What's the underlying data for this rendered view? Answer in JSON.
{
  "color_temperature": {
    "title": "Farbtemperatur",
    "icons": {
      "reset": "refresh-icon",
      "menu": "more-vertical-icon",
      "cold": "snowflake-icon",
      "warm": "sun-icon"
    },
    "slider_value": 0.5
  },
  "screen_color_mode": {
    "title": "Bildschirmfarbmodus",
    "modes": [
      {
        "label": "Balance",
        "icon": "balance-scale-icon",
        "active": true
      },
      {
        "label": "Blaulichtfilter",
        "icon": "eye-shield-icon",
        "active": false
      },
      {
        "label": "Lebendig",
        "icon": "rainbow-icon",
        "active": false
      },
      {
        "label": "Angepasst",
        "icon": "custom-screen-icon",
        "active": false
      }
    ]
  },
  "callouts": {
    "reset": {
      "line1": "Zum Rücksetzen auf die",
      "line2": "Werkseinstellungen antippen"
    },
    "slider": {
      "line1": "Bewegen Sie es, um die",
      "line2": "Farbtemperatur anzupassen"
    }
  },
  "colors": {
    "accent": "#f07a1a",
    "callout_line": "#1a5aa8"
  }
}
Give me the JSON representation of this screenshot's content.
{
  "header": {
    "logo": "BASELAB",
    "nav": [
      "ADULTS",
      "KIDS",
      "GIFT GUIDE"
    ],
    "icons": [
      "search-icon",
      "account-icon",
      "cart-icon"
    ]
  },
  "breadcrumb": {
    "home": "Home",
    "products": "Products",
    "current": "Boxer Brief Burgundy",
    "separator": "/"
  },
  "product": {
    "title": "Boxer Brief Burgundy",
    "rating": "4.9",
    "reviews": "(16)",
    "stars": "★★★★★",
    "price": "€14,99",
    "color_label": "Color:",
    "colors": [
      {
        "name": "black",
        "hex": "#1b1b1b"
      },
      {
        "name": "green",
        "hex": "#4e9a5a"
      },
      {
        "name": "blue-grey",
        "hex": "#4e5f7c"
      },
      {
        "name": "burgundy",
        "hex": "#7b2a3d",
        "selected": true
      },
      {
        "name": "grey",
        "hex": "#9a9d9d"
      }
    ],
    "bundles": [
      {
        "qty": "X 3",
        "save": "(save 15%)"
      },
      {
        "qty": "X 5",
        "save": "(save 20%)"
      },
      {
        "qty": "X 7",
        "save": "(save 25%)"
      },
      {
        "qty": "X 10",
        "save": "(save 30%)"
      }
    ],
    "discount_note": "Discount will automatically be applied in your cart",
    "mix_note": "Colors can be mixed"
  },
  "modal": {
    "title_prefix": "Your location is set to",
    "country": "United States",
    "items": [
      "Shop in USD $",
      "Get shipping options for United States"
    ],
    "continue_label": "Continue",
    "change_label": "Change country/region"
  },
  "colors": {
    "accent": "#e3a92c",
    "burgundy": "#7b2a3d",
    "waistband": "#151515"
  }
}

·····

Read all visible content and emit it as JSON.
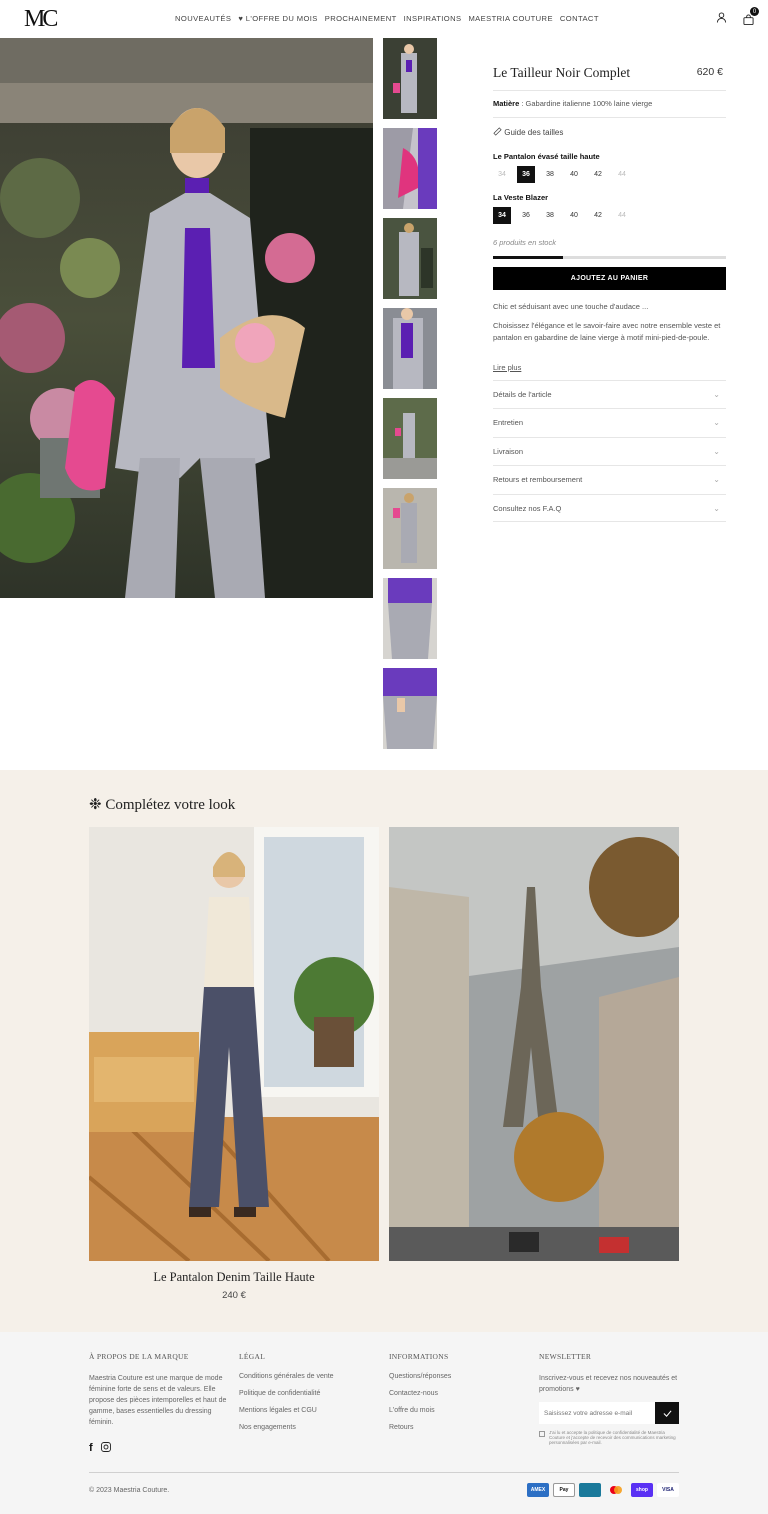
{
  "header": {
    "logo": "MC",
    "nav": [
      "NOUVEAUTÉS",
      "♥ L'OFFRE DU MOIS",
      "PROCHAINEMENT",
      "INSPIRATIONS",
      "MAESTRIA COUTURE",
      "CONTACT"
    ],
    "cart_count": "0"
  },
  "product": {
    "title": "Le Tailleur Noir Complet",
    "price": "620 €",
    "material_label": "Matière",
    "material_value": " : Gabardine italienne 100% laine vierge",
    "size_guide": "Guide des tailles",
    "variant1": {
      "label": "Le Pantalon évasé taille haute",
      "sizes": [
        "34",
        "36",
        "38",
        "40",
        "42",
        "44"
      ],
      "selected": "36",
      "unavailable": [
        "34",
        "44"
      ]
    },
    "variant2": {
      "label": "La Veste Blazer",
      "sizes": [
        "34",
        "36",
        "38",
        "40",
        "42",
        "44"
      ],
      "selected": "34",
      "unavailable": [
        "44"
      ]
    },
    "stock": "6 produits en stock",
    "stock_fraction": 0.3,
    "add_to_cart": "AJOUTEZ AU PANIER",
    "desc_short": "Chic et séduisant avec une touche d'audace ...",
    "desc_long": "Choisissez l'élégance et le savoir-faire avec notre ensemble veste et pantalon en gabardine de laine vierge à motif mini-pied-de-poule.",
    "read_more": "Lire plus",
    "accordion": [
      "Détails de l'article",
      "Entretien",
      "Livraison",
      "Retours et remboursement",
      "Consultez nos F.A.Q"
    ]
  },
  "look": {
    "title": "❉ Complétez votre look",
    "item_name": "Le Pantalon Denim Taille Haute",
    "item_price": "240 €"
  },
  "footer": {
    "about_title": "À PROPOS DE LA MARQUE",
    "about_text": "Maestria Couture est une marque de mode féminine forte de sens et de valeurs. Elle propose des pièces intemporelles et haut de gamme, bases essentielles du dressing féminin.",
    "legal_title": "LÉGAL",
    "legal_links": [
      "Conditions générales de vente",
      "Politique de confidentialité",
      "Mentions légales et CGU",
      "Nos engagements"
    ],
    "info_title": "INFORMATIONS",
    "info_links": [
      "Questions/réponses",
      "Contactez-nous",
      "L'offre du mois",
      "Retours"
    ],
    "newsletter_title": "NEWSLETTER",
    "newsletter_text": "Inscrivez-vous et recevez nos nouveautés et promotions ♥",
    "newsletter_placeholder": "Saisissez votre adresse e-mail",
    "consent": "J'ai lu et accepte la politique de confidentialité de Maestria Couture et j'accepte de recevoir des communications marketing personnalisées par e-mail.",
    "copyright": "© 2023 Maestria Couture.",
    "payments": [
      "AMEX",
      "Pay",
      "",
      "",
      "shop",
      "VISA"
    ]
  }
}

·····

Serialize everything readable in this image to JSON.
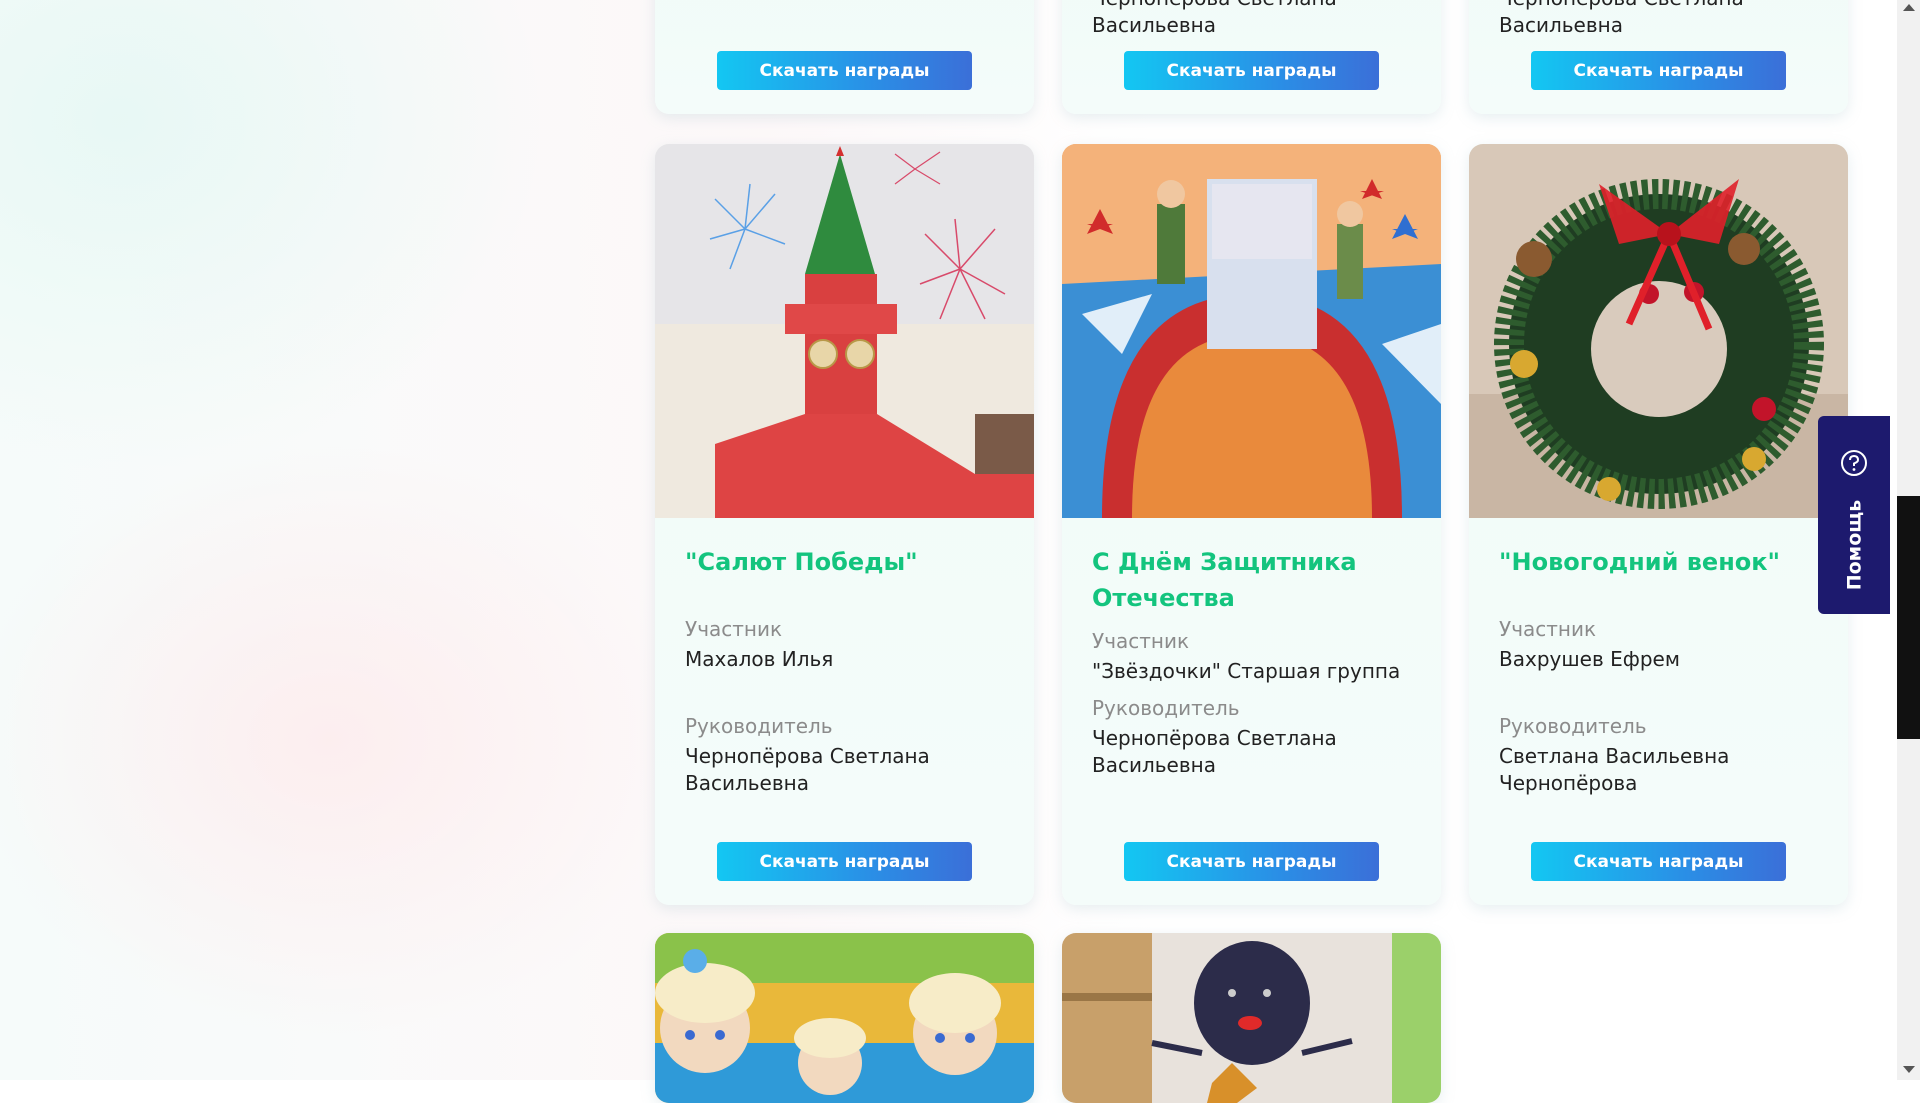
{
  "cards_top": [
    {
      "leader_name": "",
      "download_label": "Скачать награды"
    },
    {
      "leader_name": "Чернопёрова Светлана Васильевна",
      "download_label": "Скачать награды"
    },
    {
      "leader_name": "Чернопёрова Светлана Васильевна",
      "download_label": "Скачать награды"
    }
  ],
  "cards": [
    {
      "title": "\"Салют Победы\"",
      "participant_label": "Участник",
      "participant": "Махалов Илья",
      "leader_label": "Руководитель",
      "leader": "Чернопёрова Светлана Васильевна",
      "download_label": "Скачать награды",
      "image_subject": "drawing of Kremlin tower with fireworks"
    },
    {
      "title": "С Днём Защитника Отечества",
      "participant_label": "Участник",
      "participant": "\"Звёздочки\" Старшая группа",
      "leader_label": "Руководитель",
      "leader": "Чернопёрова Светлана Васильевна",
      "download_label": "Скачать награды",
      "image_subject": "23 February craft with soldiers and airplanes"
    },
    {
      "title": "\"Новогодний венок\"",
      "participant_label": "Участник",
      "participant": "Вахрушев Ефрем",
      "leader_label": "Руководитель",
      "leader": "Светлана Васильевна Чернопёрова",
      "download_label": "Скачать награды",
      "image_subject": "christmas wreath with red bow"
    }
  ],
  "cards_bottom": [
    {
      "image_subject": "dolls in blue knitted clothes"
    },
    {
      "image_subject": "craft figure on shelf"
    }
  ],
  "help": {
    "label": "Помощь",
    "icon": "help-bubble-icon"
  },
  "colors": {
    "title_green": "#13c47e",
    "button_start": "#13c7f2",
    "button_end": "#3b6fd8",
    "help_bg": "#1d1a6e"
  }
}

·····

Written exercise. Go over the records above and tally each line that includes "blue". Give the total by itself.

Final answer. 2